Task to carry out => Locate the string "Mean" throughout the material and copy every line in which it occurs.

Information given =>
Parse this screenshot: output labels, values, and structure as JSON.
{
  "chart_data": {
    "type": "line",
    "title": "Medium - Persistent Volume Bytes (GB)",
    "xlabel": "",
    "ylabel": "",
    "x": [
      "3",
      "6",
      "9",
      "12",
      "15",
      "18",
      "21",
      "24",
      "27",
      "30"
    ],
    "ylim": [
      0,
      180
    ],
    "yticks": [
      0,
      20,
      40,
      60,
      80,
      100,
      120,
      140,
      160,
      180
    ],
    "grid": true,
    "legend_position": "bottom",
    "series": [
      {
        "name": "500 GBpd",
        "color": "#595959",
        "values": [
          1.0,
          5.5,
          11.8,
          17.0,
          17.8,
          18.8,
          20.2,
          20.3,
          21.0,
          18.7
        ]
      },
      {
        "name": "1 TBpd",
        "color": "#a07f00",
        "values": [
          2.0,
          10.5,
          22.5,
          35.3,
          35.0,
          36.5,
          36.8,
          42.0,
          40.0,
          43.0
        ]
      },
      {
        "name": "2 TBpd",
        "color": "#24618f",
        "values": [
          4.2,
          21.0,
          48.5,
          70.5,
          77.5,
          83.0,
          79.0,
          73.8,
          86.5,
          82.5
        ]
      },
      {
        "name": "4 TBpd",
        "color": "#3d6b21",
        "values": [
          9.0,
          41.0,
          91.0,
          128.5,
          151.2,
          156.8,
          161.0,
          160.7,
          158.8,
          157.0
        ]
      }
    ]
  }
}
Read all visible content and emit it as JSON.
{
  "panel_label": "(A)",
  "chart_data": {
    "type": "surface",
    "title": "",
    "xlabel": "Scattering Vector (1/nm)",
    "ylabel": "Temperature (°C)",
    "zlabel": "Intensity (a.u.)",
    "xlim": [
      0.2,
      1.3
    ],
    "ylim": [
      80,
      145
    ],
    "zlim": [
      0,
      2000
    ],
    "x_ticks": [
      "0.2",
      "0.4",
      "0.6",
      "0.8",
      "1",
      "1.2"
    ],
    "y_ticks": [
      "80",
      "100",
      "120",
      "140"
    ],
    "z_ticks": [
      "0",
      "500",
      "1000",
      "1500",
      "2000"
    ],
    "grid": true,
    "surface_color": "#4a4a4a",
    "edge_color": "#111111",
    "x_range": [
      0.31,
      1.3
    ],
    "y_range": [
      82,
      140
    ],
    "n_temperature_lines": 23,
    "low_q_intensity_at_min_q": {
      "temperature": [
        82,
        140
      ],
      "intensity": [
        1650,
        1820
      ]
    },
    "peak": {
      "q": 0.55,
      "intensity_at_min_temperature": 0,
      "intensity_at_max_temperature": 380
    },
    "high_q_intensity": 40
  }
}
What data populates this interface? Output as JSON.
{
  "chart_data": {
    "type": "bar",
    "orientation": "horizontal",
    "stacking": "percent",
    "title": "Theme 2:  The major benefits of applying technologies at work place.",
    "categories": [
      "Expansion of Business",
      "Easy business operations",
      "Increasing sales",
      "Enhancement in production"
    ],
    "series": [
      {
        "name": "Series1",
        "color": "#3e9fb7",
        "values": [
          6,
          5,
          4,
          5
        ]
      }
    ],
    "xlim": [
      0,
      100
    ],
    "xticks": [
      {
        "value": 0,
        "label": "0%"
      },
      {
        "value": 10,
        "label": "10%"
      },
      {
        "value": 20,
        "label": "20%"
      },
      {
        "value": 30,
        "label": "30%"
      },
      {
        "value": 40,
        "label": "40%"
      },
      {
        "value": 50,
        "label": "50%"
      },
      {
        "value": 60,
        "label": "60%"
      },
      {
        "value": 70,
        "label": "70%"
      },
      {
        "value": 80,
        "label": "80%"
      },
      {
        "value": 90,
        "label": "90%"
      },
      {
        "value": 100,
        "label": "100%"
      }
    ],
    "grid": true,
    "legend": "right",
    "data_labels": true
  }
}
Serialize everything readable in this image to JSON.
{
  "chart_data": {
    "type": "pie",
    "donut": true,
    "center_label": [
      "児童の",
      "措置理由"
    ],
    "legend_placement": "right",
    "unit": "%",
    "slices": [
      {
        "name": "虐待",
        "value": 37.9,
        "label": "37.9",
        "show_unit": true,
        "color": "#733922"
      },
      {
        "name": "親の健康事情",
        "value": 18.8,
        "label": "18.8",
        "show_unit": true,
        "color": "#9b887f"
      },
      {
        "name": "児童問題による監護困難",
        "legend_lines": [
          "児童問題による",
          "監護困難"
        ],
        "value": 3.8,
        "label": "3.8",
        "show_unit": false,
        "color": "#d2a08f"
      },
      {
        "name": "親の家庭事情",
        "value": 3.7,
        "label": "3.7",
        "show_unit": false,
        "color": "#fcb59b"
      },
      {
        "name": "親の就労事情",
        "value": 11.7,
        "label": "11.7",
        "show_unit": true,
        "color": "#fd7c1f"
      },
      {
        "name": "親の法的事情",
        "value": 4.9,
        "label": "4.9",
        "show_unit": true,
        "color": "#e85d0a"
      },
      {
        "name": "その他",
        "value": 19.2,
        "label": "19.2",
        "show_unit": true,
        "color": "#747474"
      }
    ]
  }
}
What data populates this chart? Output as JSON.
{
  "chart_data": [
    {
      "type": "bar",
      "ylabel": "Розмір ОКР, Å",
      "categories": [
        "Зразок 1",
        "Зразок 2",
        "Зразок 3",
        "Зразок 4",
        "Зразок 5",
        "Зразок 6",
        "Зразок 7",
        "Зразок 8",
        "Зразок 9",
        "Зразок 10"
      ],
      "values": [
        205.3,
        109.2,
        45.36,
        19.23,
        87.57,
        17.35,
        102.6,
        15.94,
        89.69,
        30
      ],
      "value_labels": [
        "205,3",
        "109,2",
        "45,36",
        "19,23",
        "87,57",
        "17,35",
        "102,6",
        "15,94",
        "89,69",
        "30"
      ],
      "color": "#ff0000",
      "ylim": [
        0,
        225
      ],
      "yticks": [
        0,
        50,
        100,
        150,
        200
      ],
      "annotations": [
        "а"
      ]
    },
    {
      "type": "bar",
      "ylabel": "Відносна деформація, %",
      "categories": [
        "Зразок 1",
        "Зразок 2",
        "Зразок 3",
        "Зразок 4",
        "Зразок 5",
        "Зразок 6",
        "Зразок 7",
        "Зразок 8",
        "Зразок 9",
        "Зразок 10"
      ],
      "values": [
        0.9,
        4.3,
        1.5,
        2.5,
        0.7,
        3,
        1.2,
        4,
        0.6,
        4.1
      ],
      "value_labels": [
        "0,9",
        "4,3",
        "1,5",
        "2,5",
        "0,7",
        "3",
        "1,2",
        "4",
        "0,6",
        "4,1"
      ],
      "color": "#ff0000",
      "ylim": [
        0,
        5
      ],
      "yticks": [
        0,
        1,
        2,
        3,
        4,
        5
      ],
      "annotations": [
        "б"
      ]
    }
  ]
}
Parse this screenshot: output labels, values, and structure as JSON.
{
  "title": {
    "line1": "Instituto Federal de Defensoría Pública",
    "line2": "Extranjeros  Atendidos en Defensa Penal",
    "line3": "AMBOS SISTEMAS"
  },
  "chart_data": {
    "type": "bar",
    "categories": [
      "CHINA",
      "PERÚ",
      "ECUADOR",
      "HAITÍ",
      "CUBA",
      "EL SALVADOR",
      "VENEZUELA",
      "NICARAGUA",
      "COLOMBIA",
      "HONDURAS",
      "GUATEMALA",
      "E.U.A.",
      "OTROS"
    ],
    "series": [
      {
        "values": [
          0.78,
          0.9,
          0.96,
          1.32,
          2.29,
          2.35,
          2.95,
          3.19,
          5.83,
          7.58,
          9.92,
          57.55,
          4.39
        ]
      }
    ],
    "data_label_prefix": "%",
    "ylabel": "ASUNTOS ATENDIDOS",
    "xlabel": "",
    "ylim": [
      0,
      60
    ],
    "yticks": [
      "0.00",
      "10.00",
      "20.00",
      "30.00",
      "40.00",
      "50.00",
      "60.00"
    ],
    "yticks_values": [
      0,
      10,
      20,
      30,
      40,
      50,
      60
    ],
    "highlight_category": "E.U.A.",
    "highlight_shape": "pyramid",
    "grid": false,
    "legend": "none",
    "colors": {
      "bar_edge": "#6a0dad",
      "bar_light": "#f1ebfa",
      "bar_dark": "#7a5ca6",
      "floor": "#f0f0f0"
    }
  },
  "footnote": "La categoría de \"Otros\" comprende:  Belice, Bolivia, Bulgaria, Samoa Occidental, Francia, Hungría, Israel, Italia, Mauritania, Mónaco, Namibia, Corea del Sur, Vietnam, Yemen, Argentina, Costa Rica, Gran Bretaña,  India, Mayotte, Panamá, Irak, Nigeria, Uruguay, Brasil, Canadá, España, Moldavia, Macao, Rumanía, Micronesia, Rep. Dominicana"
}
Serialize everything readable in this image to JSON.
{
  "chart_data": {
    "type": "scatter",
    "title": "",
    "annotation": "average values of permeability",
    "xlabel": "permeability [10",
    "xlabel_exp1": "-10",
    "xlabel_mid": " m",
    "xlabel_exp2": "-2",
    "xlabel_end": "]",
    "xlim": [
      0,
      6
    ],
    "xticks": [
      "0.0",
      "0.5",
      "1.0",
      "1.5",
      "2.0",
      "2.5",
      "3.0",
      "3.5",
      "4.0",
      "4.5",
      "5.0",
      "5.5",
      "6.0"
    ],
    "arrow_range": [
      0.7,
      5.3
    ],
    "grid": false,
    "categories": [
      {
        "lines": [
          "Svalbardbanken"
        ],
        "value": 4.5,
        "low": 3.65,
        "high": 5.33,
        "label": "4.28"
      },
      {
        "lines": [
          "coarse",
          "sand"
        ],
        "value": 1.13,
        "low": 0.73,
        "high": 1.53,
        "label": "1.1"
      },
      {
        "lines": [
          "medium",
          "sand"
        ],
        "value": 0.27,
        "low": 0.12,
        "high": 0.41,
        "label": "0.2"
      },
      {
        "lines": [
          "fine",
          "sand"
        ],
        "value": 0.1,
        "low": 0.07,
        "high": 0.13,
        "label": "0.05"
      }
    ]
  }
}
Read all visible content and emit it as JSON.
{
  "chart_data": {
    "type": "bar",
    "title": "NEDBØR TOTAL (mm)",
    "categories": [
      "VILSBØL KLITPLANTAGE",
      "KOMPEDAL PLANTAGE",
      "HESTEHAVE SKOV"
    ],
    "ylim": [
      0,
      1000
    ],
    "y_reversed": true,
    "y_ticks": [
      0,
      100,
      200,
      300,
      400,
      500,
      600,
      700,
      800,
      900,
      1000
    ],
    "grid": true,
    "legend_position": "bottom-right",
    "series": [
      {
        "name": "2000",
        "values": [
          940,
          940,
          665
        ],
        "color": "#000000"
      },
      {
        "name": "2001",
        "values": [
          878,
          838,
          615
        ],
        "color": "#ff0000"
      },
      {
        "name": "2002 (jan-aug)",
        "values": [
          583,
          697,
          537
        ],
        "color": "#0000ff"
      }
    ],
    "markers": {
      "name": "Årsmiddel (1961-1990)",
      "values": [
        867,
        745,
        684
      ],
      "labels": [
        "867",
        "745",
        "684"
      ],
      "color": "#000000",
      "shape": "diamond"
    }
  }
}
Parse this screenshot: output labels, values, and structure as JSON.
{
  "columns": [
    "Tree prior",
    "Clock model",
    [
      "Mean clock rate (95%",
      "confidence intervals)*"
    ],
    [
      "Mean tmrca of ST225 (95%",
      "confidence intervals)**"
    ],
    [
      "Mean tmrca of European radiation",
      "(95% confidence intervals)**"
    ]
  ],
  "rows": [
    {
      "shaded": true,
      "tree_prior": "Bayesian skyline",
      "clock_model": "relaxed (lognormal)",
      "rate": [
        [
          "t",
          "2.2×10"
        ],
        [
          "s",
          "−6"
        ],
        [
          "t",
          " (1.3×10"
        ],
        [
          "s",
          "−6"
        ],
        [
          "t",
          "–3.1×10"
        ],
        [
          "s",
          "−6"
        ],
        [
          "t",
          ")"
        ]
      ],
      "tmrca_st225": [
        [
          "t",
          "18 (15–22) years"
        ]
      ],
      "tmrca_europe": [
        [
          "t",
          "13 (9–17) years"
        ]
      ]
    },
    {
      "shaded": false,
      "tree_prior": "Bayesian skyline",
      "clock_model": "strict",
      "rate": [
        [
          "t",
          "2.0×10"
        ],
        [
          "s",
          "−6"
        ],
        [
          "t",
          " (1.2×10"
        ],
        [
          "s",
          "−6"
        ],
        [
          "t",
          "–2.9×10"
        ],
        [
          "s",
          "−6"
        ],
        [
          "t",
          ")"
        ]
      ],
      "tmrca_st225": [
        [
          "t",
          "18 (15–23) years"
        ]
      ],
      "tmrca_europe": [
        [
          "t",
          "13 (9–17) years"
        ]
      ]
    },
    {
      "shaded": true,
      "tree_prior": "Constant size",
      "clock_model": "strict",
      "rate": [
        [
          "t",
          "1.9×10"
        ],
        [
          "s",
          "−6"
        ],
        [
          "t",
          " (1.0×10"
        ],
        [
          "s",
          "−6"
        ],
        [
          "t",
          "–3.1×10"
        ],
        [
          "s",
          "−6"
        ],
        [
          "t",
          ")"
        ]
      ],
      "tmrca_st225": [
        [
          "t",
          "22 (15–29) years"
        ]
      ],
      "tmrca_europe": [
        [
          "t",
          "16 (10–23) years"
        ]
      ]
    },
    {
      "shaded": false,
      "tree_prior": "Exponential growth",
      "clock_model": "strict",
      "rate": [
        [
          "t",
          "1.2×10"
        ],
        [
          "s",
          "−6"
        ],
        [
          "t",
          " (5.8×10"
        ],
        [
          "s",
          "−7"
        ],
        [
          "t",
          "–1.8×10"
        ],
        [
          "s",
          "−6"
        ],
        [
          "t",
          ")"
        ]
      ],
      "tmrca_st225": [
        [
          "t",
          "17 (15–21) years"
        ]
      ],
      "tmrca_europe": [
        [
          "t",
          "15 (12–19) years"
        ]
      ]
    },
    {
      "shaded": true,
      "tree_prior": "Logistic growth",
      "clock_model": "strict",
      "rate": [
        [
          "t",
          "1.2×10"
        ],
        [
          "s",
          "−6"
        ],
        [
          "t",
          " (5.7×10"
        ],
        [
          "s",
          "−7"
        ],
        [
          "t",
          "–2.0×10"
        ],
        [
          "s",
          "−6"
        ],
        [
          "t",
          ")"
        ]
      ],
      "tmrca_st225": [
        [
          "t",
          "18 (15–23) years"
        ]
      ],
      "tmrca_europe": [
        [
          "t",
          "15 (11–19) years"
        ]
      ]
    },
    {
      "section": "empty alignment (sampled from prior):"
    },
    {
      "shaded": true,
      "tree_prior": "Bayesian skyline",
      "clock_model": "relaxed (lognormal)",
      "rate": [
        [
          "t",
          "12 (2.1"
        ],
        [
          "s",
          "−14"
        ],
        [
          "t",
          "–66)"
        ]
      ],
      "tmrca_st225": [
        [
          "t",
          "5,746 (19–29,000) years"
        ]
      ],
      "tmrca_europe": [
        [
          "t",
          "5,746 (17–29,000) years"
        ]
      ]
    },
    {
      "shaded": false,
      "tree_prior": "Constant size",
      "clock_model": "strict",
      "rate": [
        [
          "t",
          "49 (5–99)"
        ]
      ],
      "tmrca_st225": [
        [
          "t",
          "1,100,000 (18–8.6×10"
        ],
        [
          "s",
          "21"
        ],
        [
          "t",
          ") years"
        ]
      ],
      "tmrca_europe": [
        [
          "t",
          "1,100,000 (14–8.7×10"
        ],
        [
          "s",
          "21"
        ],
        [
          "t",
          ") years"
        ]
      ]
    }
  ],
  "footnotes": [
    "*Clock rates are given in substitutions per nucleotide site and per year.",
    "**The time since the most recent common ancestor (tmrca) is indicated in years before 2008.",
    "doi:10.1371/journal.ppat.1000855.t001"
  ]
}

Reply =>
      "Mean clock rate (95%",
      "Mean tmrca of ST225 (95%",
      "Mean tmrca of European radiation",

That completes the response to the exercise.